Task goal —
Can the data below be echoed back word for word?

[Stored entries]
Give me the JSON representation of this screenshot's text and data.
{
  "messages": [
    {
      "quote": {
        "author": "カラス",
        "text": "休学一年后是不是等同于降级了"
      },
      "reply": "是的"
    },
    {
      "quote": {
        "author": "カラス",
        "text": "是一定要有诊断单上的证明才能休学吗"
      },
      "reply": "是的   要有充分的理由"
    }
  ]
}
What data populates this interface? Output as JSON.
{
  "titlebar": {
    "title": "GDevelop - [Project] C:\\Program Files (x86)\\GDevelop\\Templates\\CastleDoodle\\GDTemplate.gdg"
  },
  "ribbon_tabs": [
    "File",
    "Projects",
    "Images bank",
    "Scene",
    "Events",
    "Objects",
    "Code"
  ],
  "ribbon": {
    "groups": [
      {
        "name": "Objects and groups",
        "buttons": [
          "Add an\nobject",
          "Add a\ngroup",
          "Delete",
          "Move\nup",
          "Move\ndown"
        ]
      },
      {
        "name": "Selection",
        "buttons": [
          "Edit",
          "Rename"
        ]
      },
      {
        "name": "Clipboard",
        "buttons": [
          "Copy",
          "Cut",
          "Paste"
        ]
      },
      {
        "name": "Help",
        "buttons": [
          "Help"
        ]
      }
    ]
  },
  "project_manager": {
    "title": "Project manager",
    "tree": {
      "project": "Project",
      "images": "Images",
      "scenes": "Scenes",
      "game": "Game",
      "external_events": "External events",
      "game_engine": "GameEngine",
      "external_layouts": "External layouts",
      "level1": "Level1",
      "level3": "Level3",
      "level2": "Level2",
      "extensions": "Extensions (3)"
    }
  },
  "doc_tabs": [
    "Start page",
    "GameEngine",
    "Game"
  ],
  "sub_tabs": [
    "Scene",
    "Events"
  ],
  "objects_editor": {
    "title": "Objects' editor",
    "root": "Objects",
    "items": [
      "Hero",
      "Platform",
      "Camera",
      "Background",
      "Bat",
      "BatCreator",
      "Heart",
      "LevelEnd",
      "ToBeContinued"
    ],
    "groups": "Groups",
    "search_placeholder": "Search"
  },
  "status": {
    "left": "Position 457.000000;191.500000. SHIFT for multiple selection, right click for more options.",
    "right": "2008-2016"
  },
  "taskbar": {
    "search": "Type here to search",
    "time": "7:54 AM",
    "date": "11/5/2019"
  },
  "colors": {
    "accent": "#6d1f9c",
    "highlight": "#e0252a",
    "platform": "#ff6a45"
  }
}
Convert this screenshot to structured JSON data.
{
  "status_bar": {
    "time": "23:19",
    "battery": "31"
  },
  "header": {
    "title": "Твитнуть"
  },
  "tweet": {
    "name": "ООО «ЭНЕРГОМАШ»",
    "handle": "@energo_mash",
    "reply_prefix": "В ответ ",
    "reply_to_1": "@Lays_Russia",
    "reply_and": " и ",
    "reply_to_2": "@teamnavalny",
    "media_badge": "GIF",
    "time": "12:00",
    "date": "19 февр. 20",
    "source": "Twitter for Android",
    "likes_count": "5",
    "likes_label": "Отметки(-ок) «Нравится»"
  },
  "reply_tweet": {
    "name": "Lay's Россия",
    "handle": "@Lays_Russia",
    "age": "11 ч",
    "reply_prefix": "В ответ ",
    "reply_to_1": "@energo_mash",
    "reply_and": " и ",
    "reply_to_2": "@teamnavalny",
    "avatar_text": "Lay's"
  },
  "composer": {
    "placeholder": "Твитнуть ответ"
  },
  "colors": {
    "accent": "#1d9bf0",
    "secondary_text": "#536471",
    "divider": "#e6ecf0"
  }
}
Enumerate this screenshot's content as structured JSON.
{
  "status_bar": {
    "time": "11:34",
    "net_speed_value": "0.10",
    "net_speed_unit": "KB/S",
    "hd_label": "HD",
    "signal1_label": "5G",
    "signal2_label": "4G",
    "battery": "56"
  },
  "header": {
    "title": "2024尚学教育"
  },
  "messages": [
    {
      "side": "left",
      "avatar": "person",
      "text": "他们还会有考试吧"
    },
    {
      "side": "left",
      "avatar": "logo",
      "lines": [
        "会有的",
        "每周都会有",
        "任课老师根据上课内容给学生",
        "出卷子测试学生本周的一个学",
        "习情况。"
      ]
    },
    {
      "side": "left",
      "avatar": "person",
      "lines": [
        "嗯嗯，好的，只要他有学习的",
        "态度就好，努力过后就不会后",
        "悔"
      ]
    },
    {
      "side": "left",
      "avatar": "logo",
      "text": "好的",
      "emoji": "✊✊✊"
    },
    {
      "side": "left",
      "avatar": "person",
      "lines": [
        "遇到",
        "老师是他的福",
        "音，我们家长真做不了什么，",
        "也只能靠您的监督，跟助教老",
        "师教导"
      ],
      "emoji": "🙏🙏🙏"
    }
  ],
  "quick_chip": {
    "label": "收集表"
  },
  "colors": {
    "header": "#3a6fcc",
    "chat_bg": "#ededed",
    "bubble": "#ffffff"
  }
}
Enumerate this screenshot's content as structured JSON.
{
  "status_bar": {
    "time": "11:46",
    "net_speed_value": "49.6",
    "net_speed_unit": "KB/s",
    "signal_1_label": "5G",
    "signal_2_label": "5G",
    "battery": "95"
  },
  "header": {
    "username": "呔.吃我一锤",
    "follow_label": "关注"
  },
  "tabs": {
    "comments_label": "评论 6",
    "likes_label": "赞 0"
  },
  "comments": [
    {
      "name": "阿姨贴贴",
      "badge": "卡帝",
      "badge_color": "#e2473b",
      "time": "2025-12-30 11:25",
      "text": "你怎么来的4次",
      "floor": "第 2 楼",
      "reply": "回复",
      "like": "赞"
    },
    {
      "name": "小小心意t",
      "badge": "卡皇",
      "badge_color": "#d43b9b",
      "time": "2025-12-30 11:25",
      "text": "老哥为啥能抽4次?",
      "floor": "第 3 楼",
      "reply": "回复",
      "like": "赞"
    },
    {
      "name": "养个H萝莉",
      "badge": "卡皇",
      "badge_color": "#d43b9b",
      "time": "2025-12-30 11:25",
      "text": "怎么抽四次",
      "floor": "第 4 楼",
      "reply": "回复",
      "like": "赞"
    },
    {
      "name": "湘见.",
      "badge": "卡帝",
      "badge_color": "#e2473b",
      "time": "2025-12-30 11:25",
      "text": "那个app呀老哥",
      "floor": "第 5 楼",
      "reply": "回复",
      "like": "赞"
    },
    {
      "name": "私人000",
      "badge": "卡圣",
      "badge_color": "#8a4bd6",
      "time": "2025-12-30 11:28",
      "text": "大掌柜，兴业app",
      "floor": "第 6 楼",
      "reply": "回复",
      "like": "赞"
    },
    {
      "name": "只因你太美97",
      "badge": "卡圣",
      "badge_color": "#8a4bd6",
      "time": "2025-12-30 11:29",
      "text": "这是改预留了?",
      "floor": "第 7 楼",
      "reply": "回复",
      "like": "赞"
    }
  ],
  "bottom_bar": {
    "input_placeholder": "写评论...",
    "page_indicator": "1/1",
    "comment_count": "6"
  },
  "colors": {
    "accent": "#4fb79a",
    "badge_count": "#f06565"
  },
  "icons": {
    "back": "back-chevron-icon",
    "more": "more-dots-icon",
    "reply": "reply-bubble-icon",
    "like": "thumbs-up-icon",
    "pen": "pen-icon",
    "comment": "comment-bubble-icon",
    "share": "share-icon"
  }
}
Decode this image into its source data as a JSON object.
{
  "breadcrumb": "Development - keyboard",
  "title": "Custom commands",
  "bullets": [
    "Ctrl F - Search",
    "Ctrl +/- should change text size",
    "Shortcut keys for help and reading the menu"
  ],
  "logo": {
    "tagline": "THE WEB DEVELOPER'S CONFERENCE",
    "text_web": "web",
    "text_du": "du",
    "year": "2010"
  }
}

Solution to this exercise —
Give me the JSON representation of this screenshot's text and data.
{
  "messages": [
    {
      "quote": {
        "author": "カラス",
        "text": "休学一年后是不是等同于降级了"
      },
      "reply": "是的"
    },
    {
      "quote": {
        "author": "カラス",
        "text": "是一定要有诊断单上的证明才能休学吗"
      },
      "reply": "是的   要有充分的理由"
    }
  ]
}
What data populates this interface? Output as JSON.
{
  "titlebar": {
    "title": "GDevelop - [Project] C:\\Program Files (x86)\\GDevelop\\Templates\\CastleDoodle\\GDTemplate.gdg"
  },
  "ribbon_tabs": [
    "File",
    "Projects",
    "Images bank",
    "Scene",
    "Events",
    "Objects",
    "Code"
  ],
  "ribbon": {
    "groups": [
      {
        "name": "Objects and groups",
        "buttons": [
          "Add an\nobject",
          "Add a\ngroup",
          "Delete",
          "Move\nup",
          "Move\ndown"
        ]
      },
      {
        "name": "Selection",
        "buttons": [
          "Edit",
          "Rename"
        ]
      },
      {
        "name": "Clipboard",
        "buttons": [
          "Copy",
          "Cut",
          "Paste"
        ]
      },
      {
        "name": "Help",
        "buttons": [
          "Help"
        ]
      }
    ]
  },
  "project_manager": {
    "title": "Project manager",
    "tree": {
      "project": "Project",
      "images": "Images",
      "scenes": "Scenes",
      "game": "Game",
      "external_events": "External events",
      "game_engine": "GameEngine",
      "external_layouts": "External layouts",
      "level1": "Level1",
      "level3": "Level3",
      "level2": "Level2",
      "extensions": "Extensions (3)"
    }
  },
  "doc_tabs": [
    "Start page",
    "GameEngine",
    "Game"
  ],
  "sub_tabs": [
    "Scene",
    "Events"
  ],
  "objects_editor": {
    "title": "Objects' editor",
    "root": "Objects",
    "items": [
      "Hero",
      "Platform",
      "Camera",
      "Background",
      "Bat",
      "BatCreator",
      "Heart",
      "LevelEnd",
      "ToBeContinued"
    ],
    "groups": "Groups",
    "search_placeholder": "Search"
  },
  "status": {
    "left": "Position 457.000000;191.500000. SHIFT for multiple selection, right click for more options.",
    "right": "2008-2016"
  },
  "taskbar": {
    "search": "Type here to search",
    "time": "7:54 AM",
    "date": "11/5/2019"
  },
  "colors": {
    "accent": "#6d1f9c",
    "highlight": "#e0252a",
    "platform": "#ff6a45"
  }
}
Convert this screenshot to structured JSON data.
{
  "status_bar": {
    "time": "23:19",
    "battery": "31"
  },
  "header": {
    "title": "Твитнуть"
  },
  "tweet": {
    "name": "ООО «ЭНЕРГОМАШ»",
    "handle": "@energo_mash",
    "reply_prefix": "В ответ ",
    "reply_to_1": "@Lays_Russia",
    "reply_and": " и ",
    "reply_to_2": "@teamnavalny",
    "media_badge": "GIF",
    "time": "12:00",
    "date": "19 февр. 20",
    "source": "Twitter for Android",
    "likes_count": "5",
    "likes_label": "Отметки(-ок) «Нравится»"
  },
  "reply_tweet": {
    "name": "Lay's Россия",
    "handle": "@Lays_Russia",
    "age": "11 ч",
    "reply_prefix": "В ответ ",
    "reply_to_1": "@energo_mash",
    "reply_and": " и ",
    "reply_to_2": "@teamnavalny",
    "avatar_text": "Lay's"
  },
  "composer": {
    "placeholder": "Твитнуть ответ"
  },
  "colors": {
    "accent": "#1d9bf0",
    "secondary_text": "#536471",
    "divider": "#e6ecf0"
  }
}
Enumerate this screenshot's content as structured JSON.
{
  "status_bar": {
    "time": "11:34",
    "net_speed_value": "0.10",
    "net_speed_unit": "KB/S",
    "hd_label": "HD",
    "signal1_label": "5G",
    "signal2_label": "4G",
    "battery": "56"
  },
  "header": {
    "title": "2024尚学教育"
  },
  "messages": [
    {
      "side": "left",
      "avatar": "person",
      "text": "他们还会有考试吧"
    },
    {
      "side": "left",
      "avatar": "logo",
      "lines": [
        "会有的",
        "每周都会有",
        "任课老师根据上课内容给学生",
        "出卷子测试学生本周的一个学",
        "习情况。"
      ]
    },
    {
      "side": "left",
      "avatar": "person",
      "lines": [
        "嗯嗯，好的，只要他有学习的",
        "态度就好，努力过后就不会后",
        "悔"
      ]
    },
    {
      "side": "left",
      "avatar": "logo",
      "text": "好的",
      "emoji": "✊✊✊"
    },
    {
      "side": "left",
      "avatar": "person",
      "lines": [
        "遇到",
        "老师是他的福",
        "音，我们家长真做不了什么，",
        "也只能靠您的监督，跟助教老",
        "师教导"
      ],
      "emoji": "🙏🙏🙏"
    }
  ],
  "quick_chip": {
    "label": "收集表"
  },
  "colors": {
    "header": "#3a6fcc",
    "chat_bg": "#ededed",
    "bubble": "#ffffff"
  }
}
Enumerate this screenshot's content as structured JSON.
{
  "status_bar": {
    "time": "11:46",
    "net_speed_value": "49.6",
    "net_speed_unit": "KB/s",
    "signal_1_label": "5G",
    "signal_2_label": "5G",
    "battery": "95"
  },
  "header": {
    "username": "呔.吃我一锤",
    "follow_label": "关注"
  },
  "tabs": {
    "comments_label": "评论 6",
    "likes_label": "赞 0"
  },
  "comments": [
    {
      "name": "阿姨贴贴",
      "badge": "卡帝",
      "badge_color": "#e2473b",
      "time": "2025-12-30 11:25",
      "text": "你怎么来的4次",
      "floor": "第 2 楼",
      "reply": "回复",
      "like": "赞"
    },
    {
      "name": "小小心意t",
      "badge": "卡皇",
      "badge_color": "#d43b9b",
      "time": "2025-12-30 11:25",
      "text": "老哥为啥能抽4次?",
      "floor": "第 3 楼",
      "reply": "回复",
      "like": "赞"
    },
    {
      "name": "养个H萝莉",
      "badge": "卡皇",
      "badge_color": "#d43b9b",
      "time": "2025-12-30 11:25",
      "text": "怎么抽四次",
      "floor": "第 4 楼",
      "reply": "回复",
      "like": "赞"
    },
    {
      "name": "湘见.",
      "badge": "卡帝",
      "badge_color": "#e2473b",
      "time": "2025-12-30 11:25",
      "text": "那个app呀老哥",
      "floor": "第 5 楼",
      "reply": "回复",
      "like": "赞"
    },
    {
      "name": "私人000",
      "badge": "卡圣",
      "badge_color": "#8a4bd6",
      "time": "2025-12-30 11:28",
      "text": "大掌柜，兴业app",
      "floor": "第 6 楼",
      "reply": "回复",
      "like": "赞"
    },
    {
      "name": "只因你太美97",
      "badge": "卡圣",
      "badge_color": "#8a4bd6",
      "time": "2025-12-30 11:29",
      "text": "这是改预留了?",
      "floor": "第 7 楼",
      "reply": "回复",
      "like": "赞"
    }
  ],
  "bottom_bar": {
    "input_placeholder": "写评论...",
    "page_indicator": "1/1",
    "comment_count": "6"
  },
  "colors": {
    "accent": "#4fb79a",
    "badge_count": "#f06565"
  },
  "icons": {
    "back": "back-chevron-icon",
    "more": "more-dots-icon",
    "reply": "reply-bubble-icon",
    "like": "thumbs-up-icon",
    "pen": "pen-icon",
    "comment": "comment-bubble-icon",
    "share": "share-icon"
  }
}
Decode this image into its source data as a JSON object.
{
  "breadcrumb": "Development - keyboard",
  "title": "Custom commands",
  "bullets": [
    "Ctrl F - Search",
    "Ctrl +/- should change text size",
    "Shortcut keys for help and reading the menu"
  ],
  "logo": {
    "tagline": "THE WEB DEVELOPER'S CONFERENCE",
    "text_web": "web",
    "text_du": "du",
    "year": "2010"
  }
}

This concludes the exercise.